» Goal: Copy down all of the data underneath, exactly as shown.

» Provided data:

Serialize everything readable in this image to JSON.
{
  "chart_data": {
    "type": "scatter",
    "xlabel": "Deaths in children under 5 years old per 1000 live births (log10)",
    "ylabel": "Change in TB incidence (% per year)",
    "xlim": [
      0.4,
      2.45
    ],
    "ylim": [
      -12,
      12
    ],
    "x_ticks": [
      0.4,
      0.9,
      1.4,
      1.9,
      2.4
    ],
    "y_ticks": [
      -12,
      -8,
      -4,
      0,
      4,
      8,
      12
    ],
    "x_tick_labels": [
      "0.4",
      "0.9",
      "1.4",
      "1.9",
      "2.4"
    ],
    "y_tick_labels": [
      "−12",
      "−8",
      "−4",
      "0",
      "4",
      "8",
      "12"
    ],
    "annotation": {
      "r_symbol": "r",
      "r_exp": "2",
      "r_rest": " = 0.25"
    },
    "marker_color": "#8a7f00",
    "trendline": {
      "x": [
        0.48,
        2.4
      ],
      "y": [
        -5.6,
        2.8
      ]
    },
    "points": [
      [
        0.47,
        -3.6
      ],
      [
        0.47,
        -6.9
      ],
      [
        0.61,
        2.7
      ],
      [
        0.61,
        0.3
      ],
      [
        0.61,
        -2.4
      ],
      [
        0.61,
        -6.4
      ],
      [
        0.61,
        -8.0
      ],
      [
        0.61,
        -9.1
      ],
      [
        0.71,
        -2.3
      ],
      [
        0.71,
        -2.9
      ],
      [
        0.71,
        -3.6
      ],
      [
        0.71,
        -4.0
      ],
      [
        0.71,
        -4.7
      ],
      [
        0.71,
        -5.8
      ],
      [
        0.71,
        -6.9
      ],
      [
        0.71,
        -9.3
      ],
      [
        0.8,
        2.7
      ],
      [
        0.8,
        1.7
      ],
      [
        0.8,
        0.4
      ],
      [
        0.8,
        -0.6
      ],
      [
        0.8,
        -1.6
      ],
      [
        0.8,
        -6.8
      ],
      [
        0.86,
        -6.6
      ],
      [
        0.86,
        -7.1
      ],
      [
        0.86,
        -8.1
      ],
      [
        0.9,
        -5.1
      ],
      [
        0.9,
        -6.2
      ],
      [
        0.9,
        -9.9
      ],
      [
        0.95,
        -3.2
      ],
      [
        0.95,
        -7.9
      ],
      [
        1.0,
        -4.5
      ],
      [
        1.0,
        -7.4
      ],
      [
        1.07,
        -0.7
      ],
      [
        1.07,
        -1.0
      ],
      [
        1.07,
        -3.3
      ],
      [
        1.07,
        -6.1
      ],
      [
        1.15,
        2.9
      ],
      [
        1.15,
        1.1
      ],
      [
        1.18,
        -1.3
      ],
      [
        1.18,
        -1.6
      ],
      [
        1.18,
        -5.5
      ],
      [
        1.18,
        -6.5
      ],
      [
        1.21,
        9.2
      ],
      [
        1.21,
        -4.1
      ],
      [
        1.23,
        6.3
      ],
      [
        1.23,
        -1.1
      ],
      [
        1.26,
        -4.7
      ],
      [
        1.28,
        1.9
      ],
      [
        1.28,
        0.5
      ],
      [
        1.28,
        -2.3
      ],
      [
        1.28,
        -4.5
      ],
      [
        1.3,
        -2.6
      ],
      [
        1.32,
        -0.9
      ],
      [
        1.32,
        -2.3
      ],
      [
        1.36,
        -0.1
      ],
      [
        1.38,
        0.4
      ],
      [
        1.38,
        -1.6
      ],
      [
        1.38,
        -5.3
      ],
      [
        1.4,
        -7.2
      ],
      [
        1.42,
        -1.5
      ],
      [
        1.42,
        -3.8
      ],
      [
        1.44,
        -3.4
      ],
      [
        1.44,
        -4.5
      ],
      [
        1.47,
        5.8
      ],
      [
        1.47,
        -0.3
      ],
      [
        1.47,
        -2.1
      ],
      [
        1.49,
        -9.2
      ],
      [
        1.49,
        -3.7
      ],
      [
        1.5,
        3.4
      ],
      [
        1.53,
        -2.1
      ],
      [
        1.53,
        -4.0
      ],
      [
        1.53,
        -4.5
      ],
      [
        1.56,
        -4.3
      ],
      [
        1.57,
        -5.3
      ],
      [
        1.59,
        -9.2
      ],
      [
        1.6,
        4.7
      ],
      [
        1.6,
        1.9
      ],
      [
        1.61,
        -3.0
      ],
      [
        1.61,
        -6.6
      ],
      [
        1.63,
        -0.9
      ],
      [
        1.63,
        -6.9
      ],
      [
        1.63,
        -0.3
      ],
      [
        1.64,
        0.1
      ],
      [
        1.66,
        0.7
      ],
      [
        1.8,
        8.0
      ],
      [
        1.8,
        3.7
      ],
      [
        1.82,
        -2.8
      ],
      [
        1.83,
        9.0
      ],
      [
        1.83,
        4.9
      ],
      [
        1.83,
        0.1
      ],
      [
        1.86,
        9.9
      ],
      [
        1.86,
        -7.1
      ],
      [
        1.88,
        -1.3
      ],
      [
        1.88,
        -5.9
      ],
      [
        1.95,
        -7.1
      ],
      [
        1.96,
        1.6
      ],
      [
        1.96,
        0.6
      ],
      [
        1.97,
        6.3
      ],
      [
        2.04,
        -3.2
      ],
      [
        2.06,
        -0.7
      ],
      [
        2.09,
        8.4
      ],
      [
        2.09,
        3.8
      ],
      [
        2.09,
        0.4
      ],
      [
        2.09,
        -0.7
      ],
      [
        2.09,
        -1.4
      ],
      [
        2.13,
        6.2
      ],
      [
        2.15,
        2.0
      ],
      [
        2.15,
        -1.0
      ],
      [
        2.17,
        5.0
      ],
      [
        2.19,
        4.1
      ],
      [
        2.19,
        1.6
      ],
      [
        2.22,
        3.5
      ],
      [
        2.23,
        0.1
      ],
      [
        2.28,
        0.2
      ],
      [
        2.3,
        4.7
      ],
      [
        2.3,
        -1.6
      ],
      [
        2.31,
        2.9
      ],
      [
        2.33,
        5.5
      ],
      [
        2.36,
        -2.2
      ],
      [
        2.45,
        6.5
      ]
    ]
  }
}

» Complete response:
Serialize everything readable in this image to JSON.
{
  "chart_data": {
    "type": "scatter",
    "xlabel": "Deaths in children under 5 years old per 1000 live births (log10)",
    "ylabel": "Change in TB incidence (% per year)",
    "xlim": [
      0.4,
      2.45
    ],
    "ylim": [
      -12,
      12
    ],
    "x_ticks": [
      0.4,
      0.9,
      1.4,
      1.9,
      2.4
    ],
    "y_ticks": [
      -12,
      -8,
      -4,
      0,
      4,
      8,
      12
    ],
    "x_tick_labels": [
      "0.4",
      "0.9",
      "1.4",
      "1.9",
      "2.4"
    ],
    "y_tick_labels": [
      "−12",
      "−8",
      "−4",
      "0",
      "4",
      "8",
      "12"
    ],
    "annotation": {
      "r_symbol": "r",
      "r_exp": "2",
      "r_rest": " = 0.25"
    },
    "marker_color": "#8a7f00",
    "trendline": {
      "x": [
        0.48,
        2.4
      ],
      "y": [
        -5.6,
        2.8
      ]
    },
    "points": [
      [
        0.47,
        -3.6
      ],
      [
        0.47,
        -6.9
      ],
      [
        0.61,
        2.7
      ],
      [
        0.61,
        0.3
      ],
      [
        0.61,
        -2.4
      ],
      [
        0.61,
        -6.4
      ],
      [
        0.61,
        -8.0
      ],
      [
        0.61,
        -9.1
      ],
      [
        0.71,
        -2.3
      ],
      [
        0.71,
        -2.9
      ],
      [
        0.71,
        -3.6
      ],
      [
        0.71,
        -4.0
      ],
      [
        0.71,
        -4.7
      ],
      [
        0.71,
        -5.8
      ],
      [
        0.71,
        -6.9
      ],
      [
        0.71,
        -9.3
      ],
      [
        0.8,
        2.7
      ],
      [
        0.8,
        1.7
      ],
      [
        0.8,
        0.4
      ],
      [
        0.8,
        -0.6
      ],
      [
        0.8,
        -1.6
      ],
      [
        0.8,
        -6.8
      ],
      [
        0.86,
        -6.6
      ],
      [
        0.86,
        -7.1
      ],
      [
        0.86,
        -8.1
      ],
      [
        0.9,
        -5.1
      ],
      [
        0.9,
        -6.2
      ],
      [
        0.9,
        -9.9
      ],
      [
        0.95,
        -3.2
      ],
      [
        0.95,
        -7.9
      ],
      [
        1.0,
        -4.5
      ],
      [
        1.0,
        -7.4
      ],
      [
        1.07,
        -0.7
      ],
      [
        1.07,
        -1.0
      ],
      [
        1.07,
        -3.3
      ],
      [
        1.07,
        -6.1
      ],
      [
        1.15,
        2.9
      ],
      [
        1.15,
        1.1
      ],
      [
        1.18,
        -1.3
      ],
      [
        1.18,
        -1.6
      ],
      [
        1.18,
        -5.5
      ],
      [
        1.18,
        -6.5
      ],
      [
        1.21,
        9.2
      ],
      [
        1.21,
        -4.1
      ],
      [
        1.23,
        6.3
      ],
      [
        1.23,
        -1.1
      ],
      [
        1.26,
        -4.7
      ],
      [
        1.28,
        1.9
      ],
      [
        1.28,
        0.5
      ],
      [
        1.28,
        -2.3
      ],
      [
        1.28,
        -4.5
      ],
      [
        1.3,
        -2.6
      ],
      [
        1.32,
        -0.9
      ],
      [
        1.32,
        -2.3
      ],
      [
        1.36,
        -0.1
      ],
      [
        1.38,
        0.4
      ],
      [
        1.38,
        -1.6
      ],
      [
        1.38,
        -5.3
      ],
      [
        1.4,
        -7.2
      ],
      [
        1.42,
        -1.5
      ],
      [
        1.42,
        -3.8
      ],
      [
        1.44,
        -3.4
      ],
      [
        1.44,
        -4.5
      ],
      [
        1.47,
        5.8
      ],
      [
        1.47,
        -0.3
      ],
      [
        1.47,
        -2.1
      ],
      [
        1.49,
        -9.2
      ],
      [
        1.49,
        -3.7
      ],
      [
        1.5,
        3.4
      ],
      [
        1.53,
        -2.1
      ],
      [
        1.53,
        -4.0
      ],
      [
        1.53,
        -4.5
      ],
      [
        1.56,
        -4.3
      ],
      [
        1.57,
        -5.3
      ],
      [
        1.59,
        -9.2
      ],
      [
        1.6,
        4.7
      ],
      [
        1.6,
        1.9
      ],
      [
        1.61,
        -3.0
      ],
      [
        1.61,
        -6.6
      ],
      [
        1.63,
        -0.9
      ],
      [
        1.63,
        -6.9
      ],
      [
        1.63,
        -0.3
      ],
      [
        1.64,
        0.1
      ],
      [
        1.66,
        0.7
      ],
      [
        1.8,
        8.0
      ],
      [
        1.8,
        3.7
      ],
      [
        1.82,
        -2.8
      ],
      [
        1.83,
        9.0
      ],
      [
        1.83,
        4.9
      ],
      [
        1.83,
        0.1
      ],
      [
        1.86,
        9.9
      ],
      [
        1.86,
        -7.1
      ],
      [
        1.88,
        -1.3
      ],
      [
        1.88,
        -5.9
      ],
      [
        1.95,
        -7.1
      ],
      [
        1.96,
        1.6
      ],
      [
        1.96,
        0.6
      ],
      [
        1.97,
        6.3
      ],
      [
        2.04,
        -3.2
      ],
      [
        2.06,
        -0.7
      ],
      [
        2.09,
        8.4
      ],
      [
        2.09,
        3.8
      ],
      [
        2.09,
        0.4
      ],
      [
        2.09,
        -0.7
      ],
      [
        2.09,
        -1.4
      ],
      [
        2.13,
        6.2
      ],
      [
        2.15,
        2.0
      ],
      [
        2.15,
        -1.0
      ],
      [
        2.17,
        5.0
      ],
      [
        2.19,
        4.1
      ],
      [
        2.19,
        1.6
      ],
      [
        2.22,
        3.5
      ],
      [
        2.23,
        0.1
      ],
      [
        2.28,
        0.2
      ],
      [
        2.3,
        4.7
      ],
      [
        2.3,
        -1.6
      ],
      [
        2.31,
        2.9
      ],
      [
        2.33,
        5.5
      ],
      [
        2.36,
        -2.2
      ],
      [
        2.45,
        6.5
      ]
    ]
  }
}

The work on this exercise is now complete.